Return each line containing the string "this".

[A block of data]
--------

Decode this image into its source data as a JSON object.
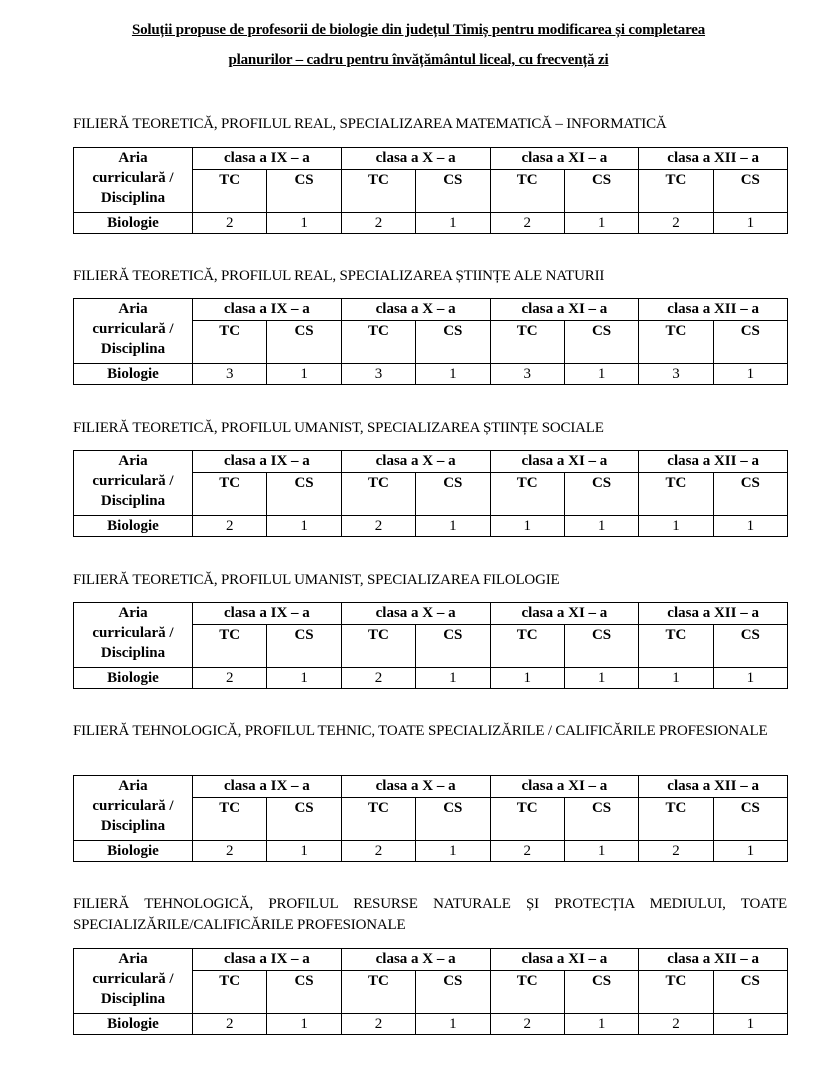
{
  "title": {
    "line1": "Soluții propuse de profesorii de biologie din județul Timiș pentru modificarea și completarea",
    "line2": "planurilor – cadru pentru învățământul liceal, cu frecvență zi"
  },
  "table_header": {
    "aria_line1": "Aria",
    "aria_line2": "curriculară /",
    "aria_line3": "Disciplina",
    "classes": [
      "clasa a IX – a",
      "clasa a X – a",
      "clasa a XI – a",
      "clasa a XII – a"
    ],
    "tc": "TC",
    "cs": "CS"
  },
  "sections": [
    {
      "heading": "FILIERĂ TEORETICĂ, PROFILUL REAL, SPECIALIZAREA MATEMATICĂ – INFORMATICĂ",
      "discipline": "Biologie",
      "values": [
        "2",
        "1",
        "2",
        "1",
        "2",
        "1",
        "2",
        "1"
      ]
    },
    {
      "heading": "FILIERĂ TEORETICĂ, PROFILUL REAL, SPECIALIZAREA ȘTIINȚE ALE NATURII",
      "discipline": "Biologie",
      "values": [
        "3",
        "1",
        "3",
        "1",
        "3",
        "1",
        "3",
        "1"
      ]
    },
    {
      "heading": "FILIERĂ TEORETICĂ, PROFILUL UMANIST, SPECIALIZAREA ȘTIINȚE SOCIALE",
      "discipline": "Biologie",
      "values": [
        "2",
        "1",
        "2",
        "1",
        "1",
        "1",
        "1",
        "1"
      ]
    },
    {
      "heading": "FILIERĂ TEORETICĂ, PROFILUL UMANIST, SPECIALIZAREA FILOLOGIE",
      "discipline": "Biologie",
      "values": [
        "2",
        "1",
        "2",
        "1",
        "1",
        "1",
        "1",
        "1"
      ]
    },
    {
      "heading": "FILIERĂ TEHNOLOGICĂ, PROFILUL TEHNIC, TOATE SPECIALIZĂRILE / CALIFICĂRILE PROFESIONALE",
      "discipline": "Biologie",
      "values": [
        "2",
        "1",
        "2",
        "1",
        "2",
        "1",
        "2",
        "1"
      ]
    },
    {
      "heading": "FILIERĂ TEHNOLOGICĂ, PROFILUL RESURSE NATURALE ȘI PROTECȚIA MEDIULUI, TOATE SPECIALIZĂRILE/CALIFICĂRILE PROFESIONALE",
      "discipline": "Biologie",
      "values": [
        "2",
        "1",
        "2",
        "1",
        "2",
        "1",
        "2",
        "1"
      ]
    }
  ]
}
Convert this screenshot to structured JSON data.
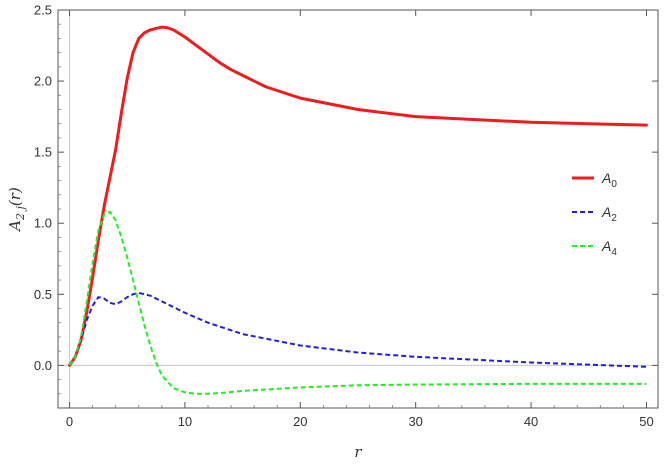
{
  "chart_data": {
    "type": "line",
    "xlabel": "r",
    "ylabel": "A",
    "ylabel_sub": "2 j",
    "ylabel_arg": "(r)",
    "xlim": [
      -1,
      51
    ],
    "ylim": [
      -0.3,
      2.5
    ],
    "x_ticks": [
      0,
      10,
      20,
      30,
      40,
      50
    ],
    "x_tick_labels": [
      "0",
      "10",
      "20",
      "30",
      "40",
      "50"
    ],
    "y_ticks": [
      0.0,
      0.5,
      1.0,
      1.5,
      2.0,
      2.5
    ],
    "y_tick_labels": [
      "0.0",
      "0.5",
      "1.0",
      "1.5",
      "2.0",
      "2.5"
    ],
    "grid": false,
    "legend_position": "right",
    "series": [
      {
        "name": "A",
        "name_sub": "0",
        "color": "#ee1c1c",
        "style": "solid",
        "x": [
          0,
          0.5,
          1,
          1.5,
          2,
          2.5,
          3,
          3.5,
          4,
          4.5,
          5,
          5.5,
          6,
          6.5,
          7,
          7.5,
          8,
          8.5,
          9,
          10,
          11,
          12,
          13,
          14,
          15,
          17,
          20,
          25,
          30,
          35,
          40,
          45,
          50
        ],
        "y": [
          0,
          0.06,
          0.18,
          0.38,
          0.62,
          0.88,
          1.12,
          1.32,
          1.52,
          1.78,
          2.02,
          2.2,
          2.3,
          2.34,
          2.36,
          2.37,
          2.38,
          2.375,
          2.36,
          2.31,
          2.25,
          2.19,
          2.13,
          2.08,
          2.04,
          1.96,
          1.88,
          1.8,
          1.75,
          1.73,
          1.71,
          1.7,
          1.69
        ]
      },
      {
        "name": "A",
        "name_sub": "2",
        "color": "#1f1fdd",
        "style": "dashed",
        "x": [
          0,
          0.5,
          1,
          1.5,
          2,
          2.5,
          3,
          3.5,
          4,
          4.5,
          5,
          5.5,
          6,
          6.5,
          7,
          7.5,
          8,
          9,
          10,
          12,
          15,
          20,
          25,
          30,
          35,
          40,
          45,
          50
        ],
        "y": [
          0,
          0.06,
          0.18,
          0.32,
          0.42,
          0.48,
          0.47,
          0.44,
          0.43,
          0.45,
          0.48,
          0.5,
          0.51,
          0.5,
          0.49,
          0.47,
          0.45,
          0.41,
          0.37,
          0.3,
          0.22,
          0.14,
          0.09,
          0.06,
          0.04,
          0.02,
          0.005,
          -0.01
        ]
      },
      {
        "name": "A",
        "name_sub": "4",
        "color": "#22ee22",
        "style": "dashed",
        "x": [
          0,
          0.5,
          1,
          1.5,
          2,
          2.5,
          3,
          3.5,
          4,
          4.5,
          5,
          5.5,
          6,
          6.5,
          7,
          7.5,
          8,
          9,
          10,
          11,
          12,
          13,
          15,
          20,
          25,
          30,
          40,
          50
        ],
        "y": [
          0,
          0.06,
          0.2,
          0.45,
          0.72,
          0.95,
          1.06,
          1.08,
          1.02,
          0.9,
          0.76,
          0.6,
          0.44,
          0.28,
          0.14,
          0.02,
          -0.07,
          -0.16,
          -0.19,
          -0.2,
          -0.2,
          -0.195,
          -0.18,
          -0.155,
          -0.14,
          -0.135,
          -0.13,
          -0.13
        ]
      }
    ]
  }
}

--------

▶ EXPECTED ANSWER:
Decode this image into its source data as a JSON object.
Convert this screenshot to structured JSON data.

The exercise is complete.